## start DATA ENTRIES

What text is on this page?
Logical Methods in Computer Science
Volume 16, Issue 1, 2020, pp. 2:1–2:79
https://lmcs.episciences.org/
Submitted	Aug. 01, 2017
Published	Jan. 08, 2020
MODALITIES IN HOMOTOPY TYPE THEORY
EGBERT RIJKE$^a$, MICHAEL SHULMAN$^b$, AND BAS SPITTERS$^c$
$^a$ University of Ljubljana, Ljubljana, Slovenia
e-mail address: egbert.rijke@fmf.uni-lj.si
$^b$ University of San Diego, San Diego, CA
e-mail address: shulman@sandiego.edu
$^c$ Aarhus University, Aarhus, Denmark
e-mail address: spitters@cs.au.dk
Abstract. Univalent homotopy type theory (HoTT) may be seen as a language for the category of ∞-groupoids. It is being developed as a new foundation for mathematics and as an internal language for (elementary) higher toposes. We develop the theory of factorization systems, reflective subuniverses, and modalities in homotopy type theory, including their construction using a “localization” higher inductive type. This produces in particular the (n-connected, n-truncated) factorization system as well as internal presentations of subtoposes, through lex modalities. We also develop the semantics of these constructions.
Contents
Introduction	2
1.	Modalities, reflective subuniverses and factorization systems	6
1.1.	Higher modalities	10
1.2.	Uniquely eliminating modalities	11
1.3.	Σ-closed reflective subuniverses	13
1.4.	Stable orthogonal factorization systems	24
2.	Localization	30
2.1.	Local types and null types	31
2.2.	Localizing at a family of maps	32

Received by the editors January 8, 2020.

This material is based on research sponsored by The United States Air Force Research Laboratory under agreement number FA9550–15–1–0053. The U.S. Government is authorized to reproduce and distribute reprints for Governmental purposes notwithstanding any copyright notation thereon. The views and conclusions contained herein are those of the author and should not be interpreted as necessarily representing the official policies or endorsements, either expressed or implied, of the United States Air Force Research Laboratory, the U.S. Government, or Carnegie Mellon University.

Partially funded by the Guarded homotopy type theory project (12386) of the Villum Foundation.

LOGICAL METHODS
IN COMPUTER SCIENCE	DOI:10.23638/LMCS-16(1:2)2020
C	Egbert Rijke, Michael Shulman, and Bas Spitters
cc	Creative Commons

## end DATA ENTRIES

## WHAT TO PRODUCE
Reproduce each entry exactly, leaving out nothing.

## COMPLETE OUTPUT
What text is on this page?
Logical Methods in Computer Science
Volume 16, Issue 1, 2020, pp. 2:1–2:79
https://lmcs.episciences.org/
Submitted	Aug. 01, 2017
Published	Jan. 08, 2020
MODALITIES IN HOMOTOPY TYPE THEORY
EGBERT RIJKE$^a$, MICHAEL SHULMAN$^b$, AND BAS SPITTERS$^c$
$^a$ University of Ljubljana, Ljubljana, Slovenia
e-mail address: egbert.rijke@fmf.uni-lj.si
$^b$ University of San Diego, San Diego, CA
e-mail address: shulman@sandiego.edu
$^c$ Aarhus University, Aarhus, Denmark
e-mail address: spitters@cs.au.dk
Abstract. Univalent homotopy type theory (HoTT) may be seen as a language for the category of ∞-groupoids. It is being developed as a new foundation for mathematics and as an internal language for (elementary) higher toposes. We develop the theory of factorization systems, reflective subuniverses, and modalities in homotopy type theory, including their construction using a “localization” higher inductive type. This produces in particular the (n-connected, n-truncated) factorization system as well as internal presentations of subtoposes, through lex modalities. We also develop the semantics of these constructions.
Contents
Introduction	2
1.	Modalities, reflective subuniverses and factorization systems	6
1.1.	Higher modalities	10
1.2.	Uniquely eliminating modalities	11
1.3.	Σ-closed reflective subuniverses	13
1.4.	Stable orthogonal factorization systems	24
2.	Localization	30
2.1.	Local types and null types	31
2.2.	Localizing at a family of maps	32

Received by the editors January 8, 2020.

This material is based on research sponsored by The United States Air Force Research Laboratory under agreement number FA9550–15–1–0053. The U.S. Government is authorized to reproduce and distribute reprints for Governmental purposes notwithstanding any copyright notation thereon. The views and conclusions contained herein are those of the author and should not be interpreted as necessarily representing the official policies or endorsements, either expressed or implied, of the United States Air Force Research Laboratory, the U.S. Government, or Carnegie Mellon University.

Partially funded by the Guarded homotopy type theory project (12386) of the Villum Foundation.

LOGICAL METHODS
IN COMPUTER SCIENCE	DOI:10.23638/LMCS-16(1:2)2020
C	Egbert Rijke, Michael Shulman, and Bas Spitters
cc	Creative Commons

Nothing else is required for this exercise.